- [Exercise directions] Pull out from the material below all lines with "title".

- [Data for the task]
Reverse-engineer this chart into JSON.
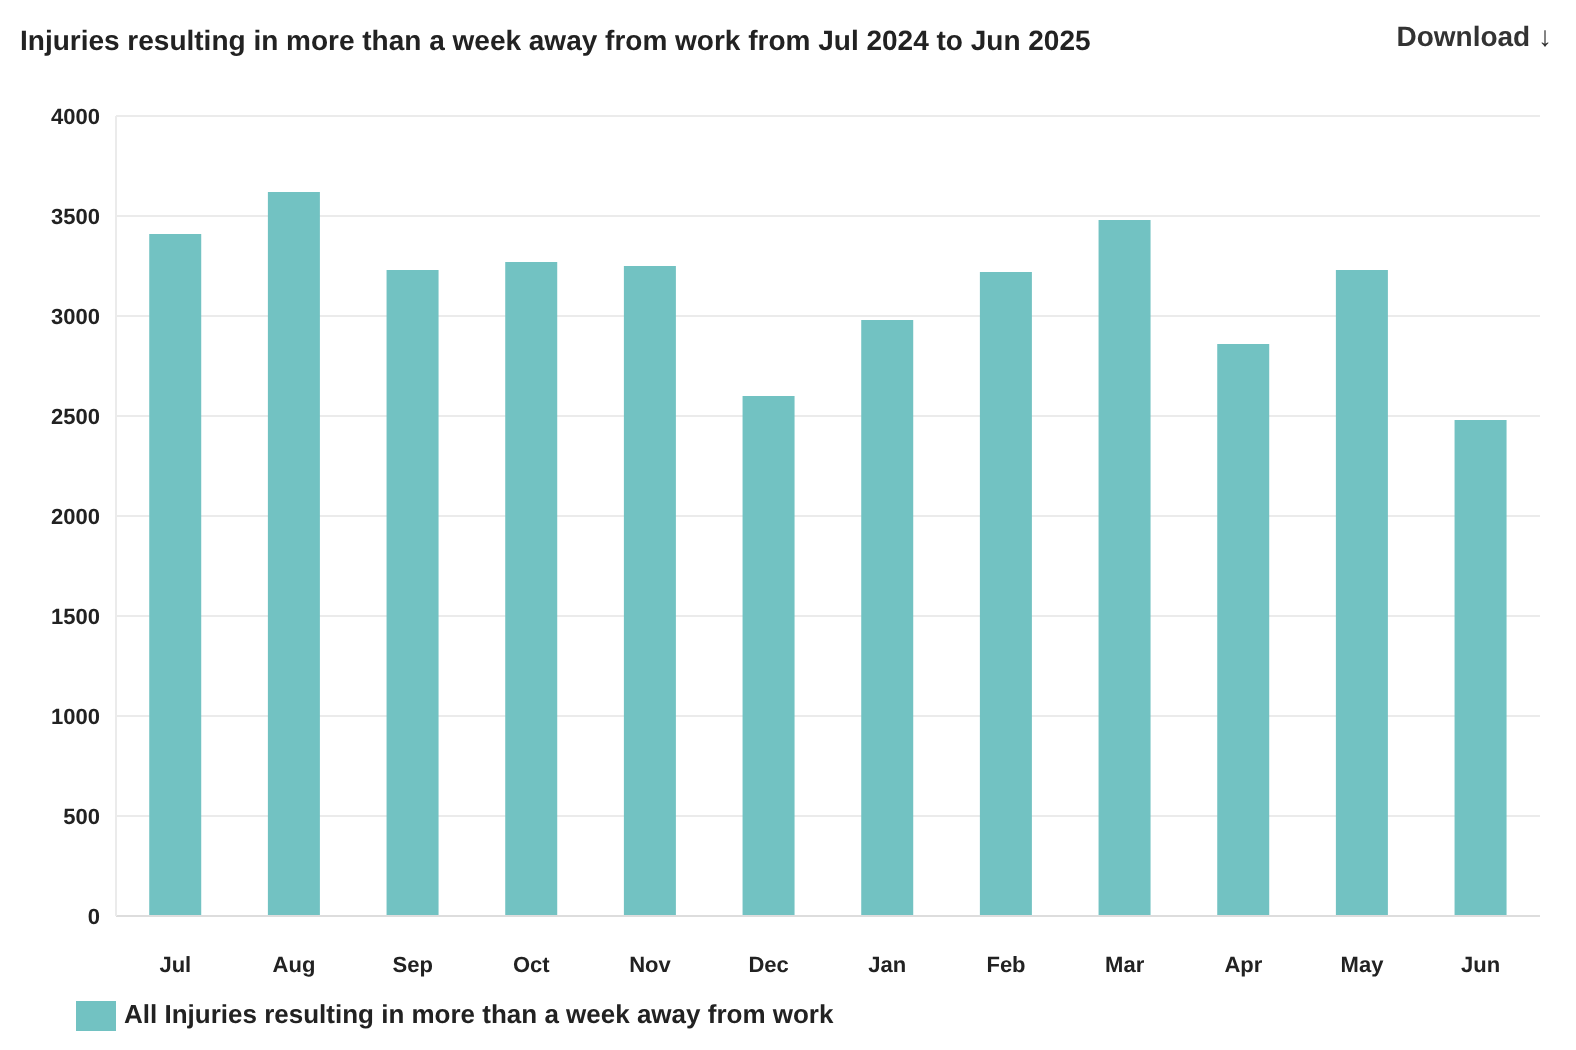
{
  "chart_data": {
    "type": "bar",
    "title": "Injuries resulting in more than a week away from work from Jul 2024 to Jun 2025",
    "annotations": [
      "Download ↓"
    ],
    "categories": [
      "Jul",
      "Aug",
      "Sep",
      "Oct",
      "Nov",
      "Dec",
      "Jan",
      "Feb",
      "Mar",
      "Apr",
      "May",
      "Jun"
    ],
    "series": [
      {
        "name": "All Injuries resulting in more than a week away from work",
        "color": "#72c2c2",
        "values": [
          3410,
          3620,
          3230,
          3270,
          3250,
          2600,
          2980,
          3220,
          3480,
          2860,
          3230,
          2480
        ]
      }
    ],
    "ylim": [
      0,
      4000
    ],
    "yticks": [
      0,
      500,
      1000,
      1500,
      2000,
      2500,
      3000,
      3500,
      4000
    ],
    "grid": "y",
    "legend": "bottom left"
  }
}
---
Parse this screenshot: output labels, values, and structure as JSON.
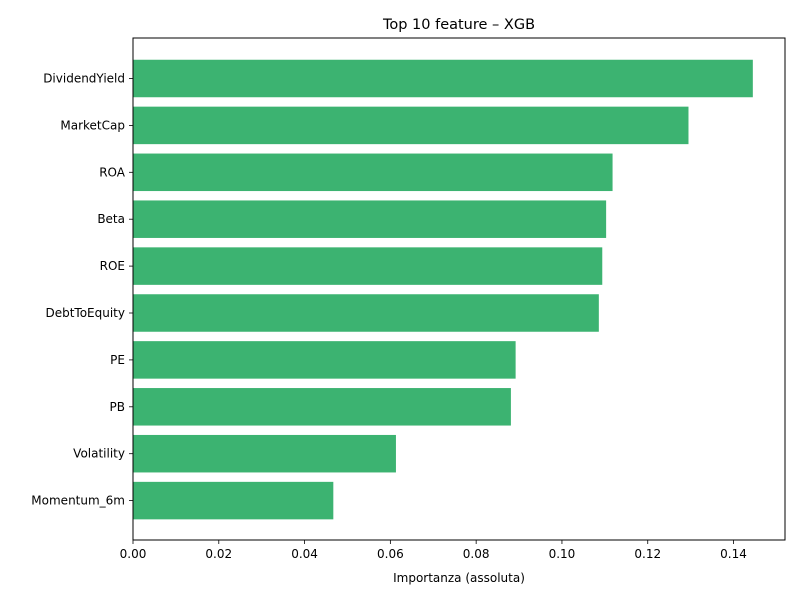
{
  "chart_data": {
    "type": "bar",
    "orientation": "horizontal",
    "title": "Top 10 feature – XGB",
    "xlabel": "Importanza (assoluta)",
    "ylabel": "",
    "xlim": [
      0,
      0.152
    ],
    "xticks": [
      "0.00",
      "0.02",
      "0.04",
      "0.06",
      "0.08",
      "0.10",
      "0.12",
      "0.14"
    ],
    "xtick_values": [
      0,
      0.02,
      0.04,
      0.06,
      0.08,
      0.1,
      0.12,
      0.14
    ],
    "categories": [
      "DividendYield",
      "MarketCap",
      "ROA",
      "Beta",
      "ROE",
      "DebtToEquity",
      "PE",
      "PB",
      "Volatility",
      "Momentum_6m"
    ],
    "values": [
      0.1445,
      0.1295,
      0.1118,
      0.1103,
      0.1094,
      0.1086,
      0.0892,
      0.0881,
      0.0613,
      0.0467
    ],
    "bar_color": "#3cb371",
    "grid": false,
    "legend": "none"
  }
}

- [Response]
    "title": "Injuries resulting in more than a week away from work from Jul 2024 to Jun 2025",
    "title": "Top 10 feature – XGB",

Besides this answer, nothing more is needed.